## Recorded data
:::::

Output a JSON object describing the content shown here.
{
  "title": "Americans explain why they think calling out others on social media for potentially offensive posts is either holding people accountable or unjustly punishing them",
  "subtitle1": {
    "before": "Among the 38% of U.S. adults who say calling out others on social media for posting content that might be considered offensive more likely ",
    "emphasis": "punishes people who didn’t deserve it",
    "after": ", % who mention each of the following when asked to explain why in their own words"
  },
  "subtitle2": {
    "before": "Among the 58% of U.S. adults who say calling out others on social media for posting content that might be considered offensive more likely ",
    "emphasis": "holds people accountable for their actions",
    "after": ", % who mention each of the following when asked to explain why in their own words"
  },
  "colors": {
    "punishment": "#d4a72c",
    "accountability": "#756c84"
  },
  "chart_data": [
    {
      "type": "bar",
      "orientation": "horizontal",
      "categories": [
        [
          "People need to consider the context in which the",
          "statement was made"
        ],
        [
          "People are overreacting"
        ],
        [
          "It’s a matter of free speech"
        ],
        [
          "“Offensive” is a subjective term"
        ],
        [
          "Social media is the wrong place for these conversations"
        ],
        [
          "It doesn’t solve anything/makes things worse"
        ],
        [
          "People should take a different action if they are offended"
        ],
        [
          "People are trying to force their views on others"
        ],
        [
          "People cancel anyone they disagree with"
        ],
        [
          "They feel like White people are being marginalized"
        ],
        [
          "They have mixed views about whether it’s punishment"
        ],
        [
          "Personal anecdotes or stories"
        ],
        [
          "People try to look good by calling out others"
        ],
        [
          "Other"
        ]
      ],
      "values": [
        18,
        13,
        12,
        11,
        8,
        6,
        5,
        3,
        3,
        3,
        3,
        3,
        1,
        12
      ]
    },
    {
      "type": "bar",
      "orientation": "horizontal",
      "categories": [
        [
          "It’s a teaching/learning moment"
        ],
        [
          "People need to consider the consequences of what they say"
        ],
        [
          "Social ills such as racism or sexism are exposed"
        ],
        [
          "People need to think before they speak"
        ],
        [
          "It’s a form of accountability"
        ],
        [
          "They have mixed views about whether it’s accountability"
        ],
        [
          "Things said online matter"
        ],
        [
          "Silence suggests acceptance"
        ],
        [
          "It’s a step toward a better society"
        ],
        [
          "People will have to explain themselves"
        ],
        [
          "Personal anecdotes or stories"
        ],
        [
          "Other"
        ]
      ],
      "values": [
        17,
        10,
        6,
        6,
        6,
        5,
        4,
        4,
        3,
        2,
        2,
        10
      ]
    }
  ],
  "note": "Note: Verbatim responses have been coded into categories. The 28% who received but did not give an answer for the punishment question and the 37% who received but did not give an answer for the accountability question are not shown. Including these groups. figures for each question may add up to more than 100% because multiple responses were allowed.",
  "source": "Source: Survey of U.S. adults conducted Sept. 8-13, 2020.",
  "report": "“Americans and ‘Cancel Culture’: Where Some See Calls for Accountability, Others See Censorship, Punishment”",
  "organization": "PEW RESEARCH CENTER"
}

:::::

## Written exercise
Reproduce the full set of records precisely.

## Complete answer
Output a JSON object describing the content shown here.
{
  "title": "Americans explain why they think calling out others on social media for potentially offensive posts is either holding people accountable or unjustly punishing them",
  "subtitle1": {
    "before": "Among the 38% of U.S. adults who say calling out others on social media for posting content that might be considered offensive more likely ",
    "emphasis": "punishes people who didn’t deserve it",
    "after": ", % who mention each of the following when asked to explain why in their own words"
  },
  "subtitle2": {
    "before": "Among the 58% of U.S. adults who say calling out others on social media for posting content that might be considered offensive more likely ",
    "emphasis": "holds people accountable for their actions",
    "after": ", % who mention each of the following when asked to explain why in their own words"
  },
  "colors": {
    "punishment": "#d4a72c",
    "accountability": "#756c84"
  },
  "chart_data": [
    {
      "type": "bar",
      "orientation": "horizontal",
      "categories": [
        [
          "People need to consider the context in which the",
          "statement was made"
        ],
        [
          "People are overreacting"
        ],
        [
          "It’s a matter of free speech"
        ],
        [
          "“Offensive” is a subjective term"
        ],
        [
          "Social media is the wrong place for these conversations"
        ],
        [
          "It doesn’t solve anything/makes things worse"
        ],
        [
          "People should take a different action if they are offended"
        ],
        [
          "People are trying to force their views on others"
        ],
        [
          "People cancel anyone they disagree with"
        ],
        [
          "They feel like White people are being marginalized"
        ],
        [
          "They have mixed views about whether it’s punishment"
        ],
        [
          "Personal anecdotes or stories"
        ],
        [
          "People try to look good by calling out others"
        ],
        [
          "Other"
        ]
      ],
      "values": [
        18,
        13,
        12,
        11,
        8,
        6,
        5,
        3,
        3,
        3,
        3,
        3,
        1,
        12
      ]
    },
    {
      "type": "bar",
      "orientation": "horizontal",
      "categories": [
        [
          "It’s a teaching/learning moment"
        ],
        [
          "People need to consider the consequences of what they say"
        ],
        [
          "Social ills such as racism or sexism are exposed"
        ],
        [
          "People need to think before they speak"
        ],
        [
          "It’s a form of accountability"
        ],
        [
          "They have mixed views about whether it’s accountability"
        ],
        [
          "Things said online matter"
        ],
        [
          "Silence suggests acceptance"
        ],
        [
          "It’s a step toward a better society"
        ],
        [
          "People will have to explain themselves"
        ],
        [
          "Personal anecdotes or stories"
        ],
        [
          "Other"
        ]
      ],
      "values": [
        17,
        10,
        6,
        6,
        6,
        5,
        4,
        4,
        3,
        2,
        2,
        10
      ]
    }
  ],
  "note": "Note: Verbatim responses have been coded into categories. The 28% who received but did not give an answer for the punishment question and the 37% who received but did not give an answer for the accountability question are not shown. Including these groups. figures for each question may add up to more than 100% because multiple responses were allowed.",
  "source": "Source: Survey of U.S. adults conducted Sept. 8-13, 2020.",
  "report": "“Americans and ‘Cancel Culture’: Where Some See Calls for Accountability, Others See Censorship, Punishment”",
  "organization": "PEW RESEARCH CENTER"
}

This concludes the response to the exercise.